WHAT IS EXPECTED:
After locating the line that contains "Decode this image", quote it and all lines after it through the end of the entries, and nothing more. Pictures stay out.

(Data tied to figure images)
* begin *

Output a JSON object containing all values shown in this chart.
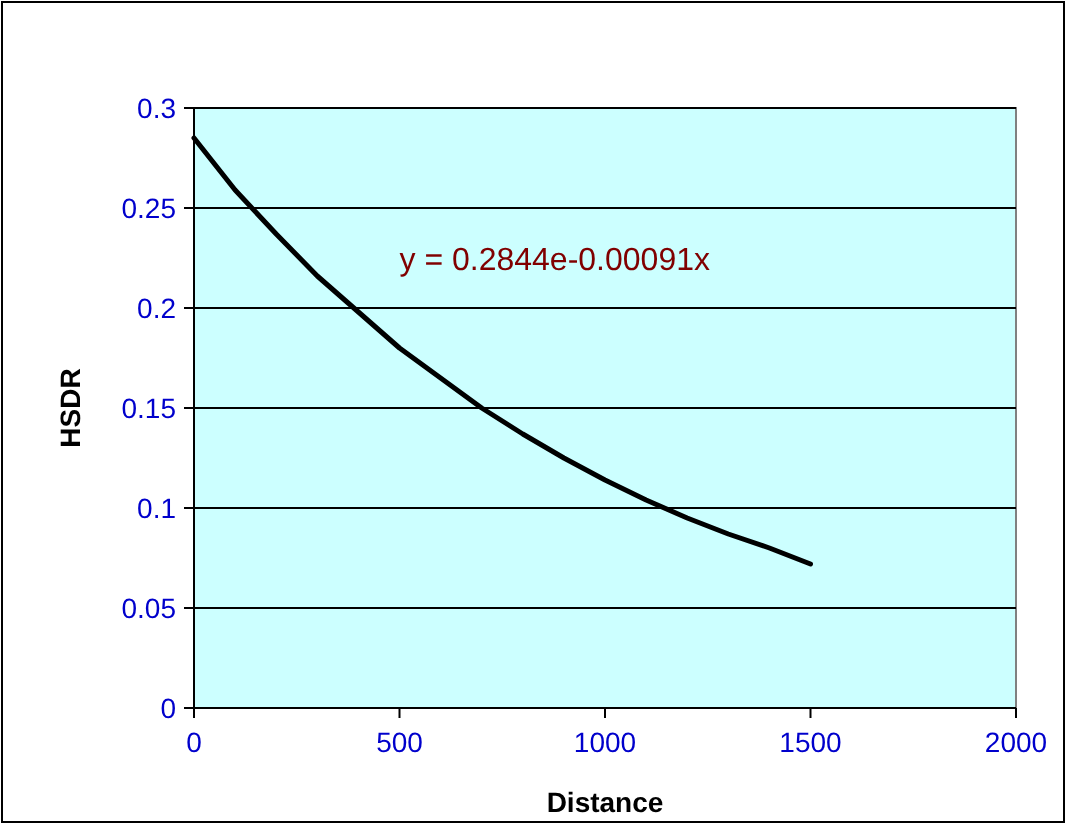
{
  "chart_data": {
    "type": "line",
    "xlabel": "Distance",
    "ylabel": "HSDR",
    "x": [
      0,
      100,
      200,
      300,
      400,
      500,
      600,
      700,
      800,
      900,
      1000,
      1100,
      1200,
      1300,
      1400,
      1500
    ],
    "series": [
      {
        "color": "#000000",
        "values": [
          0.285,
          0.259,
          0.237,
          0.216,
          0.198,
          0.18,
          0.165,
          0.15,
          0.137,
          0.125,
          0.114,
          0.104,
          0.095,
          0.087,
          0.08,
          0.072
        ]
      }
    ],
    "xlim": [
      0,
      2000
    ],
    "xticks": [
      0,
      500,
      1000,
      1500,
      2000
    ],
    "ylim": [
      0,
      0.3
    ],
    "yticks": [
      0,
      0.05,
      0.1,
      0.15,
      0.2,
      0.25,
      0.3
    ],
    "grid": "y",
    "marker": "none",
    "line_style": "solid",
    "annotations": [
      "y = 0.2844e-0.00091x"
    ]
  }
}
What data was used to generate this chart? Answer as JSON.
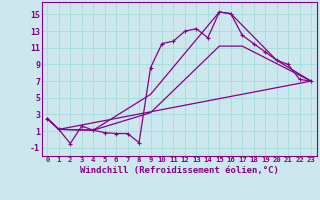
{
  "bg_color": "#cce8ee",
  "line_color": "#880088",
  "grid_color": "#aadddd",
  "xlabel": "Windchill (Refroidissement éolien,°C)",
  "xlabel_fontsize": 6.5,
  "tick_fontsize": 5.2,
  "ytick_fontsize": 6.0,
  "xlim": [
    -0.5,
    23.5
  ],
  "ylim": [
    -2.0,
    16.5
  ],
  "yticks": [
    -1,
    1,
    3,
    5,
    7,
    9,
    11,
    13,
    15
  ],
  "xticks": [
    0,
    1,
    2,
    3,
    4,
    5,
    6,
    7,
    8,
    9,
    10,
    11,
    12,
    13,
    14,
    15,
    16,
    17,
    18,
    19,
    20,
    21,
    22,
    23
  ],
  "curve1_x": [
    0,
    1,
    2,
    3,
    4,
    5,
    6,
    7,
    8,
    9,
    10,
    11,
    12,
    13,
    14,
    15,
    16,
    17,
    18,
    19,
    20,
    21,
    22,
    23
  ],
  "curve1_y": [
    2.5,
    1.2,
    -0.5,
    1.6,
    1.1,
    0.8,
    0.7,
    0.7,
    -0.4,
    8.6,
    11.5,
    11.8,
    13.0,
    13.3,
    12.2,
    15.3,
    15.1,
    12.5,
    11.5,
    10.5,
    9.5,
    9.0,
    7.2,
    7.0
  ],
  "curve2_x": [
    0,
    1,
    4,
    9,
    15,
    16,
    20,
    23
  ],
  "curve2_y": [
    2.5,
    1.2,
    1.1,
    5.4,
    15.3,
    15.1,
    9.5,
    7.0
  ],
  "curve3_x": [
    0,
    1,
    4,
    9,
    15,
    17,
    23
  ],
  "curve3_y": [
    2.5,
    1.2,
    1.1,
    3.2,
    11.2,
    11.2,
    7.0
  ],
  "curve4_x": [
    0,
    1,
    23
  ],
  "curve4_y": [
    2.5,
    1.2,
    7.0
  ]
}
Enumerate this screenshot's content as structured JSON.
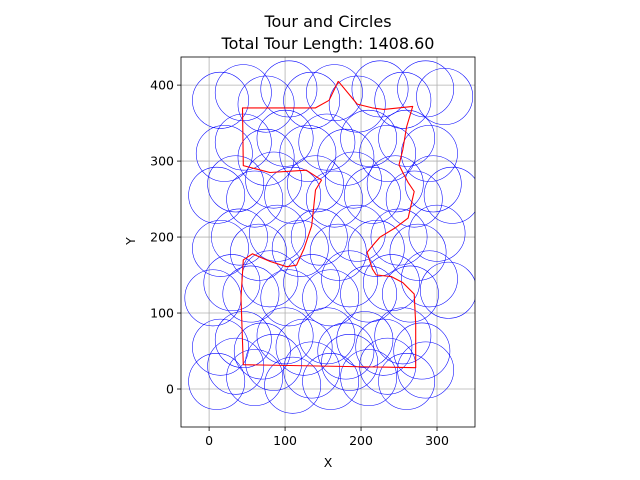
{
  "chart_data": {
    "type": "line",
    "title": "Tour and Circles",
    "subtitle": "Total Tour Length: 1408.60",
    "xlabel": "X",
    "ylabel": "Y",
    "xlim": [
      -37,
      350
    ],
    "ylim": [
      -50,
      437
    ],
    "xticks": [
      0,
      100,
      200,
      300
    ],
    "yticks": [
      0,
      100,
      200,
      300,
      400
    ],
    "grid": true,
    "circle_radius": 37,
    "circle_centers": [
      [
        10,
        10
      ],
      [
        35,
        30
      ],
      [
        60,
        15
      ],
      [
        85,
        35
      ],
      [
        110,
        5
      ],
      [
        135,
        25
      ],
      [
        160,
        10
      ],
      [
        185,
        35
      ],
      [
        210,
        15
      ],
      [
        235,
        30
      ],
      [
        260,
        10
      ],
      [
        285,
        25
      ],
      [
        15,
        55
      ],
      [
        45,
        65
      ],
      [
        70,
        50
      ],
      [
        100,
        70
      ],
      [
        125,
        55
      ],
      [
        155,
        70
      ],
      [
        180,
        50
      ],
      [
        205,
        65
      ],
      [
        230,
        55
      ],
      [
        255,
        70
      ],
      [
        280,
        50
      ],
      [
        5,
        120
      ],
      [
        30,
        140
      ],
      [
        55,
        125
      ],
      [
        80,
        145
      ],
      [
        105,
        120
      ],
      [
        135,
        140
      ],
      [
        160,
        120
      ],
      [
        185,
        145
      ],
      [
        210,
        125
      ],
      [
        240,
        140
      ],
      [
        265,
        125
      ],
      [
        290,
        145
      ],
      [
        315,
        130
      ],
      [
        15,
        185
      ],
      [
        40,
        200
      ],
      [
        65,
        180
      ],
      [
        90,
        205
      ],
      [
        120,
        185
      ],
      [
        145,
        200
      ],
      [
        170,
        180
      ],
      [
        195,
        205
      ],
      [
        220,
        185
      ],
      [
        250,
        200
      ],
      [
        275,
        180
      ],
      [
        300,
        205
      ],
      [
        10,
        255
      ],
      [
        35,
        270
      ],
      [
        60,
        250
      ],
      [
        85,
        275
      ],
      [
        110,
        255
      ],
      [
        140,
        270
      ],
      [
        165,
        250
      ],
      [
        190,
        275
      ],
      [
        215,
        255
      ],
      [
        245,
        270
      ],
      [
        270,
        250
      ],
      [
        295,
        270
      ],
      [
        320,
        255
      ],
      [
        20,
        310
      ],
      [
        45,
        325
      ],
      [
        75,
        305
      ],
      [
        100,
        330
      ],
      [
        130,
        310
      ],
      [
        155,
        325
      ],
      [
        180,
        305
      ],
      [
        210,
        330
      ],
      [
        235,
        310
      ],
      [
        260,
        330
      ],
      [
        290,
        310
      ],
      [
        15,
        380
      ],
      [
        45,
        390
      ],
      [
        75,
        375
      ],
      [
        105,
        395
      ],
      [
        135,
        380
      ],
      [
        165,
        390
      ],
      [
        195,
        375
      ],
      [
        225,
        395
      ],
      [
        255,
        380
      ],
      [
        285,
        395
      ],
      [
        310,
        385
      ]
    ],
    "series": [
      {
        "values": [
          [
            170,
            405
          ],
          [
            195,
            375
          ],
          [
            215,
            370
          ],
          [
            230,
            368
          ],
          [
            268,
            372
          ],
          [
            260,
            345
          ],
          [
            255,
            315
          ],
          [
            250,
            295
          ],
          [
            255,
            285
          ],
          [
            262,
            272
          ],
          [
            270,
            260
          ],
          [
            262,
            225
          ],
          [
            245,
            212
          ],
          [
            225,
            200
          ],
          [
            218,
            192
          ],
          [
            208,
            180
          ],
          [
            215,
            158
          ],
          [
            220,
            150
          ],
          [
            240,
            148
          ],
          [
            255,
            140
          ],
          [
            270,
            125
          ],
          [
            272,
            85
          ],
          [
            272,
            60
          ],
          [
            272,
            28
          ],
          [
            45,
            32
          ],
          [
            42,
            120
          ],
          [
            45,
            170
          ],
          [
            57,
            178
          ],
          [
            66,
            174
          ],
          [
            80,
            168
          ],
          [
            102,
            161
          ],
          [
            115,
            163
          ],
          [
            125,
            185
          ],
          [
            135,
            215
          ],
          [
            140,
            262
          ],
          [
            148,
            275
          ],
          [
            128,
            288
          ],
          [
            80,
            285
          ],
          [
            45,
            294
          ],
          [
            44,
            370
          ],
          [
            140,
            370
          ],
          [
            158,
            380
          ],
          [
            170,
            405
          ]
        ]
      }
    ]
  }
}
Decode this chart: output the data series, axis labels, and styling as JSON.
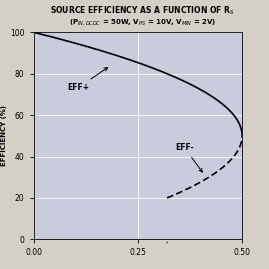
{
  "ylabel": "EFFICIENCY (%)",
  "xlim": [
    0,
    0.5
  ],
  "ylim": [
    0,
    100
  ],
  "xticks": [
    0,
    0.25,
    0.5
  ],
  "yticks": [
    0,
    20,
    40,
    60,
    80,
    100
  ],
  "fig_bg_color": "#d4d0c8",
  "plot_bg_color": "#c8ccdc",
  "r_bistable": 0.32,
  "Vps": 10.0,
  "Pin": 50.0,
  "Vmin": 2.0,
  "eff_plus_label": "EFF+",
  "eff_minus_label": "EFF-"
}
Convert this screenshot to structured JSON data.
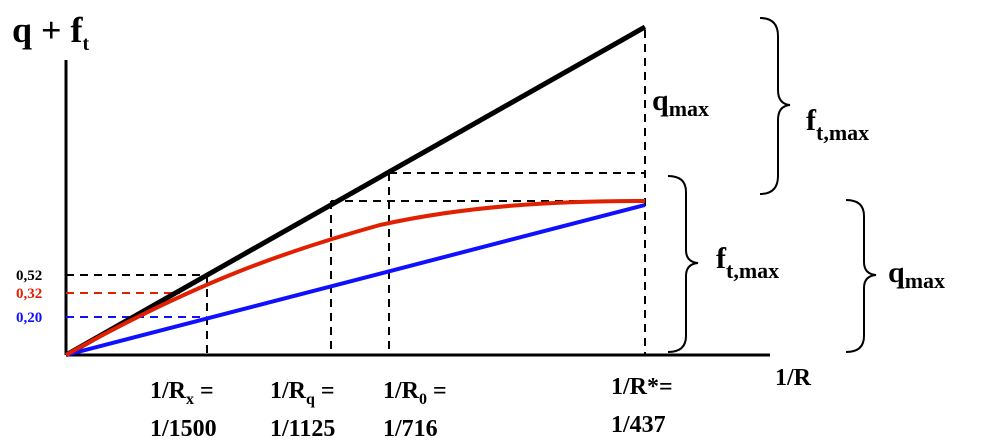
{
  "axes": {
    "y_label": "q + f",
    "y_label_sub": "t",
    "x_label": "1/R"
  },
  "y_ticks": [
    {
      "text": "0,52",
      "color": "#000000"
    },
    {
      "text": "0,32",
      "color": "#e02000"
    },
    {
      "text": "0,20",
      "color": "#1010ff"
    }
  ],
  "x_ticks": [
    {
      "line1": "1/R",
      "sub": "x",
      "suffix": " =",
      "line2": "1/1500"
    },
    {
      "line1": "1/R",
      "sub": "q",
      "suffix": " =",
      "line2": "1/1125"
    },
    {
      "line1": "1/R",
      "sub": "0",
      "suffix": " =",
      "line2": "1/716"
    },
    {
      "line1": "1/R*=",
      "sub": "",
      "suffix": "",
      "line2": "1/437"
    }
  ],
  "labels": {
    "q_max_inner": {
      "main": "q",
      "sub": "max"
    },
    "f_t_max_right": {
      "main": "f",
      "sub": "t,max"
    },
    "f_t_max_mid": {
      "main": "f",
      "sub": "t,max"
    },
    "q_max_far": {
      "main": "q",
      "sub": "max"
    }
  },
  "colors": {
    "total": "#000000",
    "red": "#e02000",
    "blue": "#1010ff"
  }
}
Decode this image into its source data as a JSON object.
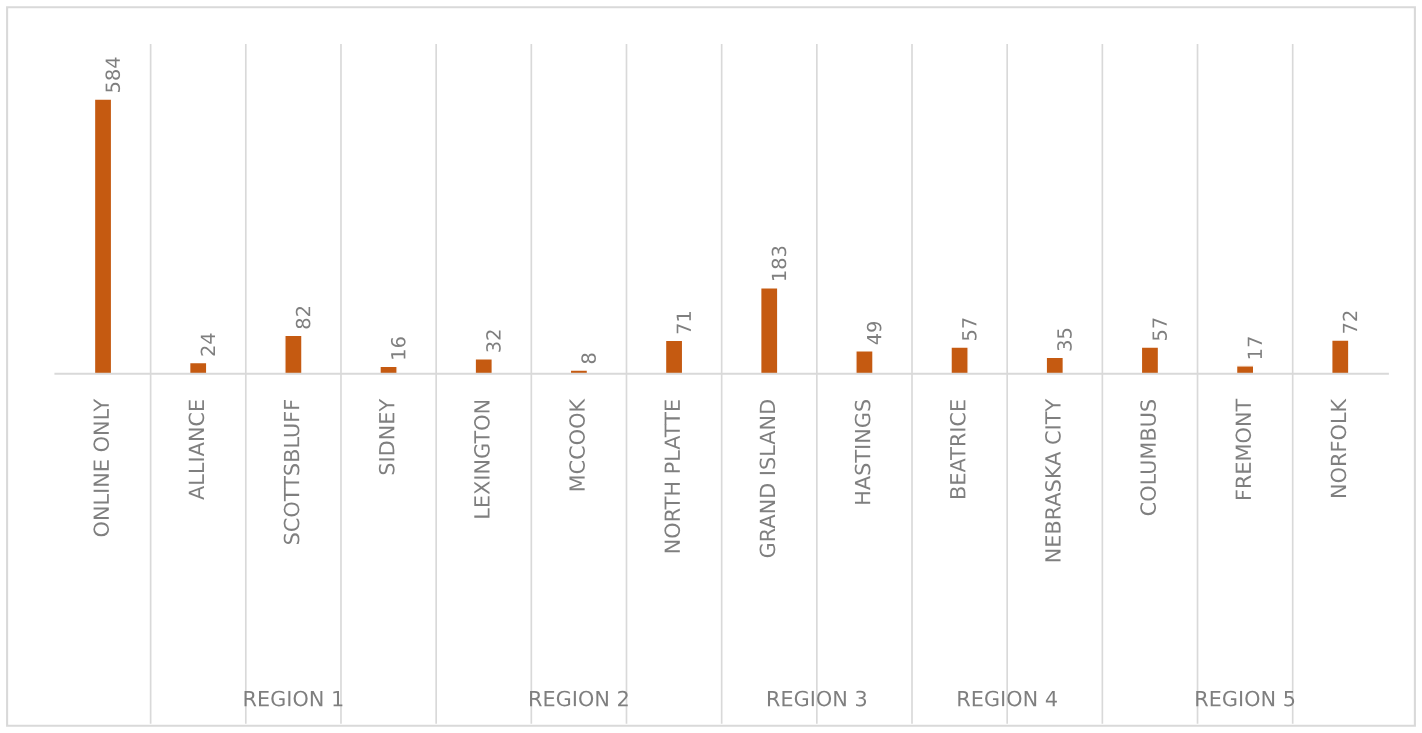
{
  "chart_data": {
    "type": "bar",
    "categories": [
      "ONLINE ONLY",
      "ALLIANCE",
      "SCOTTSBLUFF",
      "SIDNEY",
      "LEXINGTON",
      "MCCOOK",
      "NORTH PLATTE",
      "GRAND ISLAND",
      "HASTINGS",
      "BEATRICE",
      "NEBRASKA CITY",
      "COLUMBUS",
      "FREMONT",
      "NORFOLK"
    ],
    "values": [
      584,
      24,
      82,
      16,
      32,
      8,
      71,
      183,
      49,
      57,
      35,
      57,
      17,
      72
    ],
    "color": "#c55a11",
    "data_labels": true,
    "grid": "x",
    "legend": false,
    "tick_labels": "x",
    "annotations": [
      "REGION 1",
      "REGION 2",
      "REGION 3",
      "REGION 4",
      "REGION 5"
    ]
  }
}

* end *

SOLUTION FOR THIS PROBLEM:
Decode this image into its source data as a JSON object.
{
  "chart_data": {
    "type": "bar",
    "categories": [
      "ONLINE ONLY",
      "ALLIANCE",
      "SCOTTSBLUFF",
      "SIDNEY",
      "LEXINGTON",
      "MCCOOK",
      "NORTH PLATTE",
      "GRAND ISLAND",
      "HASTINGS",
      "BEATRICE",
      "NEBRASKA CITY",
      "COLUMBUS",
      "FREMONT",
      "NORFOLK"
    ],
    "values": [
      584,
      24,
      82,
      16,
      32,
      8,
      71,
      183,
      49,
      57,
      35,
      57,
      17,
      72
    ],
    "color": "#c55a11",
    "data_labels": true,
    "grid": "x",
    "legend": false,
    "tick_labels": "x",
    "annotations": [
      "REGION 1",
      "REGION 2",
      "REGION 3",
      "REGION 4",
      "REGION 5"
    ]
  }
}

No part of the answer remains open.